-- Records supplied --

━━━━

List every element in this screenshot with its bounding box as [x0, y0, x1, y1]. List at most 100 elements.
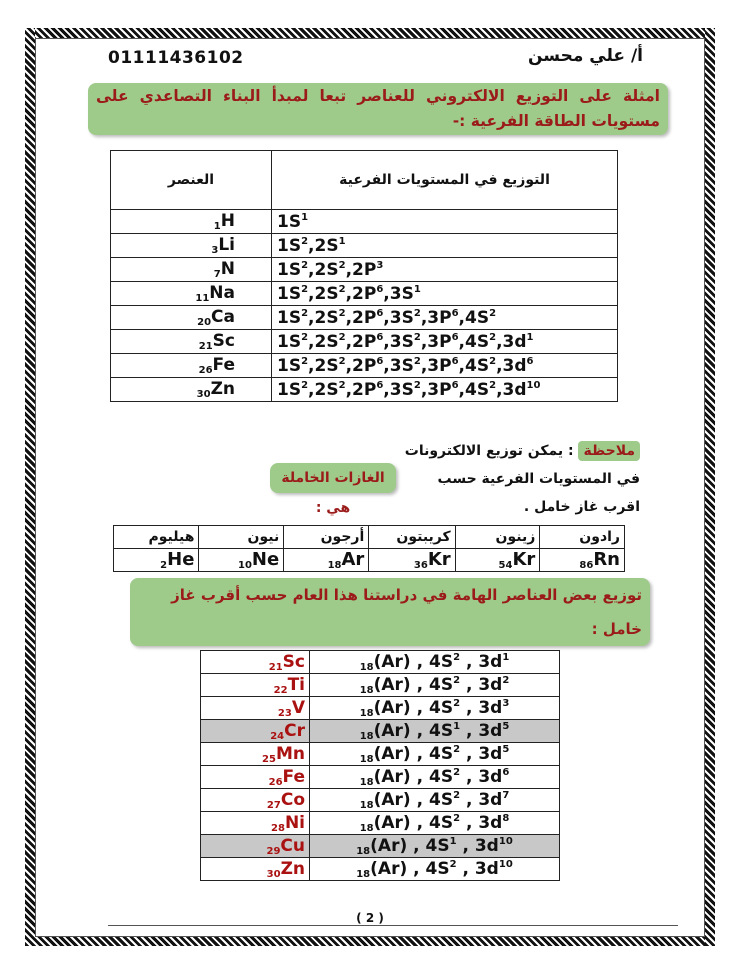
table-row: 30Zn 18(Ar) , 4S2 , 3d10 — [200, 857, 560, 881]
d-orbital: , 3d — [460, 812, 503, 833]
s-orbital: 4S — [428, 720, 454, 741]
header-element: العنصر — [110, 150, 272, 210]
config-cell: 18(Ar) , 4S1 , 3d5 — [309, 719, 560, 743]
core-atomic-number: 18 — [356, 868, 371, 880]
inner-frame — [35, 38, 705, 937]
orbital: 3d — [502, 331, 527, 352]
config-cell: 1S2,2S2,2P6,3S2,3P6,4S2,3d6 — [271, 353, 618, 378]
config-cell: 18(Ar) , 4S2 , 3d5 — [309, 742, 560, 766]
author-name: أ/ علي محسن — [528, 46, 643, 66]
atomic-number: 21 — [198, 341, 213, 352]
config-cell: 18(Ar) , 4S2 , 3d3 — [309, 696, 560, 720]
d-orbital: , 3d — [460, 766, 503, 787]
d-orbital: , 3d — [460, 697, 503, 718]
s-electrons: 2 — [453, 743, 461, 755]
element-symbol: He — [167, 549, 195, 570]
d-electrons: 5 — [502, 743, 510, 755]
table-row: 21Sc 1S2,2S2,2P6,3S2,3P6,4S2,3d1 — [110, 329, 618, 354]
orbital: 1S — [277, 331, 302, 352]
section-title: امثلة على التوزيع الالكتروني للعناصر تبع… — [88, 83, 668, 135]
electron-count: 2 — [489, 379, 497, 391]
table-row: 26Fe 1S2,2S2,2P6,3S2,3P6,4S2,3d6 — [110, 353, 618, 378]
d-orbital: , 3d — [460, 674, 503, 695]
orbital: 3d — [502, 355, 527, 376]
element-cell: 25Mn — [200, 742, 310, 766]
element-symbol: Li — [218, 235, 235, 255]
note-label: ملاحظة — [578, 441, 640, 461]
orbital: 2S — [314, 259, 339, 280]
element-symbol: Kr — [512, 549, 536, 570]
element-symbol: Ca — [211, 307, 235, 327]
electron-count: 6 — [451, 379, 459, 391]
electron-count: 2 — [338, 379, 346, 391]
core-atomic-number: 18 — [359, 753, 374, 765]
element-cell: 24Cr — [200, 719, 310, 743]
table-row: 3Li 1S2,2S1 — [110, 233, 618, 258]
noble-gases-table: رادون زينون كريبتون أرجون نيون هيليوم 86Rn 54K… — [112, 525, 625, 572]
orbital: 4S — [465, 307, 490, 328]
core-gas: (Ar) , — [373, 743, 429, 764]
core-gas: (Ar) , — [373, 766, 429, 787]
core-atomic-number: 18 — [359, 730, 374, 742]
element-symbol: Fe — [212, 355, 235, 375]
core-atomic-number: 18 — [359, 684, 374, 696]
atomic-number: 26 — [198, 365, 213, 376]
table-row: 11Na 1S2,2S2,2P6,3S1 — [110, 281, 618, 306]
config-cell: 18(Ar) , 4S2 , 3d10 — [309, 857, 560, 881]
atomic-number: 21 — [268, 661, 283, 673]
gas-symbol-cell: 10Ne — [198, 548, 285, 572]
electron-count: 2 — [413, 331, 421, 343]
electron-count: 10 — [526, 379, 541, 391]
orbital: 2S — [314, 355, 339, 376]
s-electrons: 1 — [453, 720, 461, 732]
orbital: 3d — [502, 379, 527, 400]
gas-name: نيون — [198, 525, 285, 549]
s-orbital: 4S — [428, 812, 454, 833]
atomic-number: 18 — [327, 560, 342, 571]
s-electrons: 2 — [453, 674, 461, 686]
electron-count: 2 — [489, 307, 497, 319]
s-electrons: 2 — [453, 651, 461, 663]
section3-title: توزيع بعض العناصر الهامة في دراستنا هذا … — [130, 578, 650, 646]
element-symbol: Ni — [284, 812, 305, 833]
table-row: 21Sc 18(Ar) , 4S2 , 3d1 — [200, 650, 560, 674]
config-cell: 1S2,2S1 — [271, 233, 618, 258]
core-gas: (Ar) , — [373, 812, 429, 833]
electron-count: 2 — [338, 307, 346, 319]
atomic-number: 29 — [266, 845, 281, 857]
gas-name: هيليوم — [112, 525, 200, 549]
element-symbol: N — [220, 259, 235, 279]
core-gas: (Ar) , — [373, 697, 429, 718]
header-config: التوزيع في المستويات الفرعية — [271, 150, 618, 210]
orbital: 3P — [427, 379, 452, 400]
config-cell: 1S2,2S2,2P6,3S1 — [271, 281, 618, 306]
orbital: 2S — [314, 379, 339, 400]
s-orbital: 4S — [425, 835, 450, 856]
d-electrons: 2 — [502, 674, 510, 686]
electron-count: 2 — [338, 331, 346, 343]
spacer — [100, 437, 101, 463]
electron-count: 2 — [413, 355, 421, 367]
electron-count: 2 — [489, 355, 497, 367]
electron-count: 6 — [376, 307, 384, 319]
atomic-number: 25 — [262, 753, 276, 765]
s-electrons: 2 — [453, 697, 461, 709]
atomic-number: 1 — [213, 221, 221, 232]
core-atomic-number: 18 — [359, 822, 374, 834]
core-gas: (Ar) , — [370, 835, 426, 856]
electron-count: 2 — [301, 283, 309, 295]
atomic-number: 3 — [211, 245, 219, 256]
d-electrons: 7 — [502, 789, 510, 801]
element-symbol: Kr — [427, 549, 451, 570]
table-row: 20Ca 1S2,2S2,2P6,3S2,3P6,4S2 — [110, 305, 618, 330]
d-electrons: 8 — [502, 812, 510, 824]
orbital: 2S — [314, 283, 339, 304]
d-orbital: , 3d — [460, 743, 503, 764]
footer-line — [108, 925, 678, 926]
d-orbital: , 3d — [456, 835, 499, 856]
element-symbol: Mn — [275, 743, 305, 764]
gas-name: زينون — [454, 525, 541, 549]
electron-count: 2 — [338, 355, 346, 367]
config-cell: 1S2,2S2,2P6,3S2,3P6,4S2,3d10 — [271, 377, 618, 402]
d-orbital: , 3d — [456, 858, 499, 879]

━━━━

-- Problem details --
Copy every item above word for word, leaving out the pictures.

-- Right answer --
List every element in this screenshot with its bounding box as [x0, y0, x1, y1]. List at most 100 elements.
table-row: 30Zn 18(Ar) , 4S2 , 3d10 — [200, 857, 560, 881]
d-orbital: , 3d — [460, 812, 503, 833]
s-orbital: 4S — [428, 720, 454, 741]
header-element: العنصر — [110, 150, 272, 210]
config-cell: 18(Ar) , 4S1 , 3d5 — [309, 719, 560, 743]
core-atomic-number: 18 — [356, 868, 371, 880]
inner-frame — [35, 38, 705, 937]
orbital: 3d — [502, 331, 527, 352]
config-cell: 1S2,2S2,2P6,3S2,3P6,4S2,3d6 — [271, 353, 618, 378]
config-cell: 18(Ar) , 4S2 , 3d5 — [309, 742, 560, 766]
author-name: أ/ علي محسن — [528, 46, 643, 66]
atomic-number: 21 — [198, 341, 213, 352]
config-cell: 18(Ar) , 4S2 , 3d3 — [309, 696, 560, 720]
d-orbital: , 3d — [460, 766, 503, 787]
d-orbital: , 3d — [460, 697, 503, 718]
s-electrons: 2 — [453, 743, 461, 755]
element-symbol: He — [167, 549, 195, 570]
d-electrons: 5 — [502, 743, 510, 755]
table-row: 21Sc 1S2,2S2,2P6,3S2,3P6,4S2,3d1 — [110, 329, 618, 354]
orbital: 1S — [277, 331, 302, 352]
section-title: امثلة على التوزيع الالكتروني للعناصر تبع… — [88, 83, 668, 135]
electron-count: 2 — [489, 379, 497, 391]
table-row: 26Fe 1S2,2S2,2P6,3S2,3P6,4S2,3d6 — [110, 353, 618, 378]
d-orbital: , 3d — [460, 674, 503, 695]
orbital: 3d — [502, 355, 527, 376]
element-cell: 25Mn — [200, 742, 310, 766]
element-symbol: Li — [218, 235, 235, 255]
note-label: ملاحظة — [578, 441, 640, 461]
orbital: 2S — [314, 259, 339, 280]
element-symbol: Kr — [512, 549, 536, 570]
element-symbol: Ca — [211, 307, 235, 327]
electron-count: 6 — [451, 379, 459, 391]
electron-count: 2 — [338, 379, 346, 391]
core-atomic-number: 18 — [359, 753, 374, 765]
element-cell: 24Cr — [200, 719, 310, 743]
table-row: 3Li 1S2,2S1 — [110, 233, 618, 258]
noble-gases-table: رادون زينون كريبتون أرجون نيون هيليوم 86Rn 54K… — [112, 525, 625, 572]
orbital: 4S — [465, 307, 490, 328]
core-gas: (Ar) , — [373, 743, 429, 764]
core-gas: (Ar) , — [373, 766, 429, 787]
core-atomic-number: 18 — [359, 730, 374, 742]
element-symbol: Fe — [212, 355, 235, 375]
core-atomic-number: 18 — [359, 684, 374, 696]
atomic-number: 26 — [198, 365, 213, 376]
table-row: 11Na 1S2,2S2,2P6,3S1 — [110, 281, 618, 306]
config-cell: 18(Ar) , 4S2 , 3d10 — [309, 857, 560, 881]
atomic-number: 21 — [268, 661, 283, 673]
gas-symbol-cell: 10Ne — [198, 548, 285, 572]
electron-count: 2 — [413, 331, 421, 343]
electron-count: 10 — [526, 379, 541, 391]
orbital: 2S — [314, 355, 339, 376]
s-electrons: 1 — [453, 720, 461, 732]
orbital: 3d — [502, 379, 527, 400]
gas-name: نيون — [198, 525, 285, 549]
s-orbital: 4S — [428, 812, 454, 833]
atomic-number: 18 — [327, 560, 342, 571]
s-electrons: 2 — [453, 674, 461, 686]
electron-count: 2 — [489, 307, 497, 319]
s-electrons: 2 — [453, 651, 461, 663]
section3-title: توزيع بعض العناصر الهامة في دراستنا هذا … — [130, 578, 650, 646]
element-symbol: Ni — [284, 812, 305, 833]
table-row: 21Sc 18(Ar) , 4S2 , 3d1 — [200, 650, 560, 674]
config-cell: 1S2,2S1 — [271, 233, 618, 258]
core-gas: (Ar) , — [373, 812, 429, 833]
electron-count: 2 — [338, 307, 346, 319]
atomic-number: 29 — [266, 845, 281, 857]
gas-name: هيليوم — [112, 525, 200, 549]
element-symbol: N — [220, 259, 235, 279]
core-gas: (Ar) , — [373, 697, 429, 718]
header-config: التوزيع في المستويات الفرعية — [271, 150, 618, 210]
orbital: 3P — [427, 379, 452, 400]
config-cell: 1S2,2S2,2P6,3S1 — [271, 281, 618, 306]
orbital: 2S — [314, 379, 339, 400]
s-orbital: 4S — [425, 835, 450, 856]
d-electrons: 2 — [502, 674, 510, 686]
electron-count: 2 — [338, 331, 346, 343]
spacer — [100, 437, 101, 463]
electron-count: 2 — [413, 355, 421, 367]
electron-count: 2 — [489, 355, 497, 367]
electron-count: 6 — [376, 307, 384, 319]
atomic-number: 25 — [262, 753, 276, 765]
s-electrons: 2 — [453, 697, 461, 709]
atomic-number: 1 — [213, 221, 221, 232]
core-atomic-number: 18 — [359, 822, 374, 834]
core-gas: (Ar) , — [370, 835, 426, 856]
electron-count: 2 — [301, 283, 309, 295]
atomic-number: 3 — [211, 245, 219, 256]
d-electrons: 7 — [502, 789, 510, 801]
element-symbol: Kr — [427, 549, 451, 570]
table-row: 20Ca 1S2,2S2,2P6,3S2,3P6,4S2 — [110, 305, 618, 330]
d-electrons: 8 — [502, 812, 510, 824]
orbital: 2S — [314, 283, 339, 304]
d-orbital: , 3d — [460, 743, 503, 764]
footer-line — [108, 925, 678, 926]
d-orbital: , 3d — [456, 835, 499, 856]
element-symbol: Mn — [275, 743, 305, 764]
gas-name: زينون — [454, 525, 541, 549]
electron-count: 2 — [338, 355, 346, 367]
config-cell: 1S2,2S2,2P6,3S2,3P6,4S2,3d10 — [271, 377, 618, 402]
d-orbital: , 3d — [456, 858, 499, 879]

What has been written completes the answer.